* **What this task involves**:
Emit the entire listing verbatim.

------------------------------------

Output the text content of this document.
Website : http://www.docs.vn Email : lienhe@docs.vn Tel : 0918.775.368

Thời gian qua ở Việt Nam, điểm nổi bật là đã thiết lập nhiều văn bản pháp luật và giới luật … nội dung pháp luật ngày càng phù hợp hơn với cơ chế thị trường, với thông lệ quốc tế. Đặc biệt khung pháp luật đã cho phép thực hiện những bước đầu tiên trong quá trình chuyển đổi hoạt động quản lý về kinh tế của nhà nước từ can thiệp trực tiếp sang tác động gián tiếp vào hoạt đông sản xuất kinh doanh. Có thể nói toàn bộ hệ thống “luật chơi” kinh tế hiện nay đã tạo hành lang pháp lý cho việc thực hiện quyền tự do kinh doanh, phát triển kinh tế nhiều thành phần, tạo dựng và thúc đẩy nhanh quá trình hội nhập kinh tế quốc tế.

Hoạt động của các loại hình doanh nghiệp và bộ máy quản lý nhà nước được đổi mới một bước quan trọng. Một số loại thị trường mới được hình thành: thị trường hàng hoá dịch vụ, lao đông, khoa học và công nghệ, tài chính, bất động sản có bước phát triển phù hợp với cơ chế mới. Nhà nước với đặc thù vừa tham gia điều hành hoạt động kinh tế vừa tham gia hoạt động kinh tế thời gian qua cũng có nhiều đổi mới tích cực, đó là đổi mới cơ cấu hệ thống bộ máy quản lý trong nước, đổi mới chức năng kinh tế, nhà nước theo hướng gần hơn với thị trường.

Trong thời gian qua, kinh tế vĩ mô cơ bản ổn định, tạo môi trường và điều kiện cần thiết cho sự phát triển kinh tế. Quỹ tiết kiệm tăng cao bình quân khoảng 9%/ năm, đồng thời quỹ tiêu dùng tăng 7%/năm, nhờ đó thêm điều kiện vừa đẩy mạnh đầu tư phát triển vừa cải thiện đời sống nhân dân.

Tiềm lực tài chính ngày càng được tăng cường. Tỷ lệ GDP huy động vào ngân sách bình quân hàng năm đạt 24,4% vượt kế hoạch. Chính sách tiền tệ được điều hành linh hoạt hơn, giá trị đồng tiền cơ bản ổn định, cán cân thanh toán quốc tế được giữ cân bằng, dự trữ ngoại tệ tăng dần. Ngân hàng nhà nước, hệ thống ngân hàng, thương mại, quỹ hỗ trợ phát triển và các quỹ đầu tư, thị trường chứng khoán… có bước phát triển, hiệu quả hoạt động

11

------------------------------------

* **Answer to this exercise**:
Output the text content of this document.
Website : http://www.docs.vn Email : lienhe@docs.vn Tel : 0918.775.368

Thời gian qua ở Việt Nam, điểm nổi bật là đã thiết lập nhiều văn bản pháp luật và giới luật … nội dung pháp luật ngày càng phù hợp hơn với cơ chế thị trường, với thông lệ quốc tế. Đặc biệt khung pháp luật đã cho phép thực hiện những bước đầu tiên trong quá trình chuyển đổi hoạt động quản lý về kinh tế của nhà nước từ can thiệp trực tiếp sang tác động gián tiếp vào hoạt đông sản xuất kinh doanh. Có thể nói toàn bộ hệ thống “luật chơi” kinh tế hiện nay đã tạo hành lang pháp lý cho việc thực hiện quyền tự do kinh doanh, phát triển kinh tế nhiều thành phần, tạo dựng và thúc đẩy nhanh quá trình hội nhập kinh tế quốc tế.

Hoạt động của các loại hình doanh nghiệp và bộ máy quản lý nhà nước được đổi mới một bước quan trọng. Một số loại thị trường mới được hình thành: thị trường hàng hoá dịch vụ, lao đông, khoa học và công nghệ, tài chính, bất động sản có bước phát triển phù hợp với cơ chế mới. Nhà nước với đặc thù vừa tham gia điều hành hoạt động kinh tế vừa tham gia hoạt động kinh tế thời gian qua cũng có nhiều đổi mới tích cực, đó là đổi mới cơ cấu hệ thống bộ máy quản lý trong nước, đổi mới chức năng kinh tế, nhà nước theo hướng gần hơn với thị trường.

Trong thời gian qua, kinh tế vĩ mô cơ bản ổn định, tạo môi trường và điều kiện cần thiết cho sự phát triển kinh tế. Quỹ tiết kiệm tăng cao bình quân khoảng 9%/ năm, đồng thời quỹ tiêu dùng tăng 7%/năm, nhờ đó thêm điều kiện vừa đẩy mạnh đầu tư phát triển vừa cải thiện đời sống nhân dân.

Tiềm lực tài chính ngày càng được tăng cường. Tỷ lệ GDP huy động vào ngân sách bình quân hàng năm đạt 24,4% vượt kế hoạch. Chính sách tiền tệ được điều hành linh hoạt hơn, giá trị đồng tiền cơ bản ổn định, cán cân thanh toán quốc tế được giữ cân bằng, dự trữ ngoại tệ tăng dần. Ngân hàng nhà nước, hệ thống ngân hàng, thương mại, quỹ hỗ trợ phát triển và các quỹ đầu tư, thị trường chứng khoán… có bước phát triển, hiệu quả hoạt động

11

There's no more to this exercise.